→ EXERCISE MATERIAL
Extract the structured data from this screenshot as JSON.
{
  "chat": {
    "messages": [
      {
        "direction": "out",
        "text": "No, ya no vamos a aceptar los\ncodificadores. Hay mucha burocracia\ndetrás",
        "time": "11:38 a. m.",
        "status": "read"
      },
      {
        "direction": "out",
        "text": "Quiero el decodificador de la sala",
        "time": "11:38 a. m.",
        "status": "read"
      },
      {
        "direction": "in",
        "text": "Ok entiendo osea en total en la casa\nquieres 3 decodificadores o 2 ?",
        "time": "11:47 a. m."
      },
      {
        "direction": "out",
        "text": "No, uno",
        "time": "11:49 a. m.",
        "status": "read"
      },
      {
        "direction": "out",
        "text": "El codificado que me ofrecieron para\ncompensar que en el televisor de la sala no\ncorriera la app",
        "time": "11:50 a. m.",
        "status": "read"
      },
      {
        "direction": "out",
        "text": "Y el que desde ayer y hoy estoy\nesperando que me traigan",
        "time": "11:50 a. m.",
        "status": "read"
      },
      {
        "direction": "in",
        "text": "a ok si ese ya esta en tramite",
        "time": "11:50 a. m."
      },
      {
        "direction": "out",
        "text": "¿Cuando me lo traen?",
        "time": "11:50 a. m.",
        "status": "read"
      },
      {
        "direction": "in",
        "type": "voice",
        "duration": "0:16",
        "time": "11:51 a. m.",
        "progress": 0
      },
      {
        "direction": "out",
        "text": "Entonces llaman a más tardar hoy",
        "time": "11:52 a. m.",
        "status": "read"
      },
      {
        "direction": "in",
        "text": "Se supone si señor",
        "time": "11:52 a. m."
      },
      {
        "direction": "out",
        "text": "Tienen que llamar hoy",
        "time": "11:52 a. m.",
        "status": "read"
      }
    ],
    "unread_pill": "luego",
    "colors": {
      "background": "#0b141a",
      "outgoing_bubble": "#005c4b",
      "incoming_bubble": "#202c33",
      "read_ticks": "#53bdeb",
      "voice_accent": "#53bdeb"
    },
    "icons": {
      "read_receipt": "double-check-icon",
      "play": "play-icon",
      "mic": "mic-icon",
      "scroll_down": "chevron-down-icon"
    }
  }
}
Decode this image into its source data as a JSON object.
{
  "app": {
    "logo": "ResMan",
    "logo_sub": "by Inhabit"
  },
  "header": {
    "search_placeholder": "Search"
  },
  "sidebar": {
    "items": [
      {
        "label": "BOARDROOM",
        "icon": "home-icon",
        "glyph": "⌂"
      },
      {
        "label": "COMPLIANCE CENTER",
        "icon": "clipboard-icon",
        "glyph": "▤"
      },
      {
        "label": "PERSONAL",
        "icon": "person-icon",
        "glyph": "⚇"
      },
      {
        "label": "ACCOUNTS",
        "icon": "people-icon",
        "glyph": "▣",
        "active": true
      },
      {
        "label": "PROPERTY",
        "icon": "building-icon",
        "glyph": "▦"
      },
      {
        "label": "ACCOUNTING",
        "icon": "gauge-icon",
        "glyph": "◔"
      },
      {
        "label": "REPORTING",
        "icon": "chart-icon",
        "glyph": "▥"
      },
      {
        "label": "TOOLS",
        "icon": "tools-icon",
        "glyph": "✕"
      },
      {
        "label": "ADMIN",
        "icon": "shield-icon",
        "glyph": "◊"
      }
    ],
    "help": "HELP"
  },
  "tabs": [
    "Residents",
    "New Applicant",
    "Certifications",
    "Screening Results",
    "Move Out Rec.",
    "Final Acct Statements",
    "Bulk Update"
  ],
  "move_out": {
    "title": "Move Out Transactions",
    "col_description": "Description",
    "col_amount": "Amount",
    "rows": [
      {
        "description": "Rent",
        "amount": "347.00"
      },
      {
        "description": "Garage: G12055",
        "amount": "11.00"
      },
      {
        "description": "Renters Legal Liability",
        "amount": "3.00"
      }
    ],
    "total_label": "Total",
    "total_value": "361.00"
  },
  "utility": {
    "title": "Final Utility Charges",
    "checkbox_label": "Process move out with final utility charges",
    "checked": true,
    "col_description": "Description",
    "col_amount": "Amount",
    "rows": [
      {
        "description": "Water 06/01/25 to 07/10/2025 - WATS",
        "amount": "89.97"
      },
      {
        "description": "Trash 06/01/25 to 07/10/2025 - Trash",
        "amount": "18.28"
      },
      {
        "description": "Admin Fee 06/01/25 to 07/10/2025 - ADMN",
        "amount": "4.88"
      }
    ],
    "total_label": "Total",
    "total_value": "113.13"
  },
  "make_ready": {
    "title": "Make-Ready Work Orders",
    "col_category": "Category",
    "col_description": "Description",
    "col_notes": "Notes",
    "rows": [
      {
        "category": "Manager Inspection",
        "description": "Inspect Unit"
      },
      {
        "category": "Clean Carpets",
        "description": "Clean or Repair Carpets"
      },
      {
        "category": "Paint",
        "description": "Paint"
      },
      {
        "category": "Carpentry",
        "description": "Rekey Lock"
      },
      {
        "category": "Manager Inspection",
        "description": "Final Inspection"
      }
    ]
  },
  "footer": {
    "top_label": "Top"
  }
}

→ TASK DIRECTIONS
Take the entries and copy them out exactly.

→ TASK SOLUTION
Extract the structured data from this screenshot as JSON.
{
  "chat": {
    "messages": [
      {
        "direction": "out",
        "text": "No, ya no vamos a aceptar los\ncodificadores. Hay mucha burocracia\ndetrás",
        "time": "11:38 a. m.",
        "status": "read"
      },
      {
        "direction": "out",
        "text": "Quiero el decodificador de la sala",
        "time": "11:38 a. m.",
        "status": "read"
      },
      {
        "direction": "in",
        "text": "Ok entiendo osea en total en la casa\nquieres 3 decodificadores o 2 ?",
        "time": "11:47 a. m."
      },
      {
        "direction": "out",
        "text": "No, uno",
        "time": "11:49 a. m.",
        "status": "read"
      },
      {
        "direction": "out",
        "text": "El codificado que me ofrecieron para\ncompensar que en el televisor de la sala no\ncorriera la app",
        "time": "11:50 a. m.",
        "status": "read"
      },
      {
        "direction": "out",
        "text": "Y el que desde ayer y hoy estoy\nesperando que me traigan",
        "time": "11:50 a. m.",
        "status": "read"
      },
      {
        "direction": "in",
        "text": "a ok si ese ya esta en tramite",
        "time": "11:50 a. m."
      },
      {
        "direction": "out",
        "text": "¿Cuando me lo traen?",
        "time": "11:50 a. m.",
        "status": "read"
      },
      {
        "direction": "in",
        "type": "voice",
        "duration": "0:16",
        "time": "11:51 a. m.",
        "progress": 0
      },
      {
        "direction": "out",
        "text": "Entonces llaman a más tardar hoy",
        "time": "11:52 a. m.",
        "status": "read"
      },
      {
        "direction": "in",
        "text": "Se supone si señor",
        "time": "11:52 a. m."
      },
      {
        "direction": "out",
        "text": "Tienen que llamar hoy",
        "time": "11:52 a. m.",
        "status": "read"
      }
    ],
    "unread_pill": "luego",
    "colors": {
      "background": "#0b141a",
      "outgoing_bubble": "#005c4b",
      "incoming_bubble": "#202c33",
      "read_ticks": "#53bdeb",
      "voice_accent": "#53bdeb"
    },
    "icons": {
      "read_receipt": "double-check-icon",
      "play": "play-icon",
      "mic": "mic-icon",
      "scroll_down": "chevron-down-icon"
    }
  }
}
Decode this image into its source data as a JSON object.
{
  "app": {
    "logo": "ResMan",
    "logo_sub": "by Inhabit"
  },
  "header": {
    "search_placeholder": "Search"
  },
  "sidebar": {
    "items": [
      {
        "label": "BOARDROOM",
        "icon": "home-icon",
        "glyph": "⌂"
      },
      {
        "label": "COMPLIANCE CENTER",
        "icon": "clipboard-icon",
        "glyph": "▤"
      },
      {
        "label": "PERSONAL",
        "icon": "person-icon",
        "glyph": "⚇"
      },
      {
        "label": "ACCOUNTS",
        "icon": "people-icon",
        "glyph": "▣",
        "active": true
      },
      {
        "label": "PROPERTY",
        "icon": "building-icon",
        "glyph": "▦"
      },
      {
        "label": "ACCOUNTING",
        "icon": "gauge-icon",
        "glyph": "◔"
      },
      {
        "label": "REPORTING",
        "icon": "chart-icon",
        "glyph": "▥"
      },
      {
        "label": "TOOLS",
        "icon": "tools-icon",
        "glyph": "✕"
      },
      {
        "label": "ADMIN",
        "icon": "shield-icon",
        "glyph": "◊"
      }
    ],
    "help": "HELP"
  },
  "tabs": [
    "Residents",
    "New Applicant",
    "Certifications",
    "Screening Results",
    "Move Out Rec.",
    "Final Acct Statements",
    "Bulk Update"
  ],
  "move_out": {
    "title": "Move Out Transactions",
    "col_description": "Description",
    "col_amount": "Amount",
    "rows": [
      {
        "description": "Rent",
        "amount": "347.00"
      },
      {
        "description": "Garage: G12055",
        "amount": "11.00"
      },
      {
        "description": "Renters Legal Liability",
        "amount": "3.00"
      }
    ],
    "total_label": "Total",
    "total_value": "361.00"
  },
  "utility": {
    "title": "Final Utility Charges",
    "checkbox_label": "Process move out with final utility charges",
    "checked": true,
    "col_description": "Description",
    "col_amount": "Amount",
    "rows": [
      {
        "description": "Water 06/01/25 to 07/10/2025 - WATS",
        "amount": "89.97"
      },
      {
        "description": "Trash 06/01/25 to 07/10/2025 - Trash",
        "amount": "18.28"
      },
      {
        "description": "Admin Fee 06/01/25 to 07/10/2025 - ADMN",
        "amount": "4.88"
      }
    ],
    "total_label": "Total",
    "total_value": "113.13"
  },
  "make_ready": {
    "title": "Make-Ready Work Orders",
    "col_category": "Category",
    "col_description": "Description",
    "col_notes": "Notes",
    "rows": [
      {
        "category": "Manager Inspection",
        "description": "Inspect Unit"
      },
      {
        "category": "Clean Carpets",
        "description": "Clean or Repair Carpets"
      },
      {
        "category": "Paint",
        "description": "Paint"
      },
      {
        "category": "Carpentry",
        "description": "Rekey Lock"
      },
      {
        "category": "Manager Inspection",
        "description": "Final Inspection"
      }
    ]
  },
  "footer": {
    "top_label": "Top"
  }
}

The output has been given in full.